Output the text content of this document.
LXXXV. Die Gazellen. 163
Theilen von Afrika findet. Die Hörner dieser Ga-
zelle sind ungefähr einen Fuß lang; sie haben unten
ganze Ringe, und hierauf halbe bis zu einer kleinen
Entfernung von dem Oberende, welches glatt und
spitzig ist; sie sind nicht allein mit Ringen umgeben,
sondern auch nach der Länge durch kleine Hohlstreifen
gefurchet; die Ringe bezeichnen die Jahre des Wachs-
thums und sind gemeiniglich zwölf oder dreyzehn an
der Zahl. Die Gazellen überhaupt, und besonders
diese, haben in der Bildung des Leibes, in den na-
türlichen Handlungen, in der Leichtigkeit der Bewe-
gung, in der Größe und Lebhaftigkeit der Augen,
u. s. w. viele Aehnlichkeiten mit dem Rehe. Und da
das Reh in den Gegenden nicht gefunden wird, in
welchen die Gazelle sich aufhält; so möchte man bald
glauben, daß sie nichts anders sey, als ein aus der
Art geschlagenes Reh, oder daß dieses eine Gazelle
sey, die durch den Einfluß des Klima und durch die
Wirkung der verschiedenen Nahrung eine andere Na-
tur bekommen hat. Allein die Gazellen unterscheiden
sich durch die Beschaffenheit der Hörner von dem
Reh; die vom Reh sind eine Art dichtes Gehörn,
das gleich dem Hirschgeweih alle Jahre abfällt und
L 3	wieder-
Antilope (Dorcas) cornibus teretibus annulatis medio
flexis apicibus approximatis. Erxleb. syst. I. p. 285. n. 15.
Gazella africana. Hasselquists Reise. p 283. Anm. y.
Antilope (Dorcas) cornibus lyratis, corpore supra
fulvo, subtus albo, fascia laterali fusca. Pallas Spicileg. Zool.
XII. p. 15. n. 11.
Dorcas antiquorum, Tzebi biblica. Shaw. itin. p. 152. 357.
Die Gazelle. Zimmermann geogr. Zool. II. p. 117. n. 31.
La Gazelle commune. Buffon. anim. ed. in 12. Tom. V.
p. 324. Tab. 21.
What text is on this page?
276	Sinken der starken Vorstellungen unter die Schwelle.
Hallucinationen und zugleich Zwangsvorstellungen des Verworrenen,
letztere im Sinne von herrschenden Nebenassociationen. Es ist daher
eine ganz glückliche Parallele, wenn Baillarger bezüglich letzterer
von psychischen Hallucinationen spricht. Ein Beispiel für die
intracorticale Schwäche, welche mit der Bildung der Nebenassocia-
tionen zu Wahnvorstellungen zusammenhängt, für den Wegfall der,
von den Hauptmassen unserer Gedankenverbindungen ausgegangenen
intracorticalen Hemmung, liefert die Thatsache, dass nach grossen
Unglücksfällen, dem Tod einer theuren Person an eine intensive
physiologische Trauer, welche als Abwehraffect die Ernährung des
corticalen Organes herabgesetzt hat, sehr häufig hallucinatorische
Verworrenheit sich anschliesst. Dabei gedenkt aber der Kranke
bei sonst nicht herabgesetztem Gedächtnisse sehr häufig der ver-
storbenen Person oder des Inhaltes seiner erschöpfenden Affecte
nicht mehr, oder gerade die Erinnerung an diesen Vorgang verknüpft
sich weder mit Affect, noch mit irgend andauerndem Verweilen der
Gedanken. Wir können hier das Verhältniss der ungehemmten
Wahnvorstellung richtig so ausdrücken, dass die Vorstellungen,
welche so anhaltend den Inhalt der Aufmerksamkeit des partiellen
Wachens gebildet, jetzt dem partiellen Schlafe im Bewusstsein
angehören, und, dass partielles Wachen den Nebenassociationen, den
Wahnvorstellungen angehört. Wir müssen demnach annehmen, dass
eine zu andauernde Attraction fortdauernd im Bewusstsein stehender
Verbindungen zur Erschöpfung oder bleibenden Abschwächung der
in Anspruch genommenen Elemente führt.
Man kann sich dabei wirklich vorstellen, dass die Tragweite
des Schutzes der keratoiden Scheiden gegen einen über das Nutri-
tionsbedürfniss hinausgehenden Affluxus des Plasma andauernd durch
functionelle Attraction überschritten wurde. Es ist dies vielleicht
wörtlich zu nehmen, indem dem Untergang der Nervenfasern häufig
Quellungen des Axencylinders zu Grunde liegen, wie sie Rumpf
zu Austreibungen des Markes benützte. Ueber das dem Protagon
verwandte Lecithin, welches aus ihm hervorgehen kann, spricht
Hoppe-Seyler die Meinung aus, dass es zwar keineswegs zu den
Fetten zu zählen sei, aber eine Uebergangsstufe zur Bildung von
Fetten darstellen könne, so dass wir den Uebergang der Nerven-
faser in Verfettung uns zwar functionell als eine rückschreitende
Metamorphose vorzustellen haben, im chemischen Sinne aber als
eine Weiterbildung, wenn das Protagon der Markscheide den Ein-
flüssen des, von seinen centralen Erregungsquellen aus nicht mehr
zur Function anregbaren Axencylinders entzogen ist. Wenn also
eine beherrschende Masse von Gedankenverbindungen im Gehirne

# [Directions for this task]
Look through the entries above. Copy out every line holding the word "sich".

# [Your solution]
welchen die Gazelle sich aufhält; so möchte man bald
sich durch die Beschaffenheit der Hörner von dem
Verworrenheit sich anschliesst. Dabei gedenkt aber der Kranke
sich weder mit Affect, noch mit irgend andauerndem Verweilen der
Man kann sich dabei wirklich vorstellen, dass die Tragweite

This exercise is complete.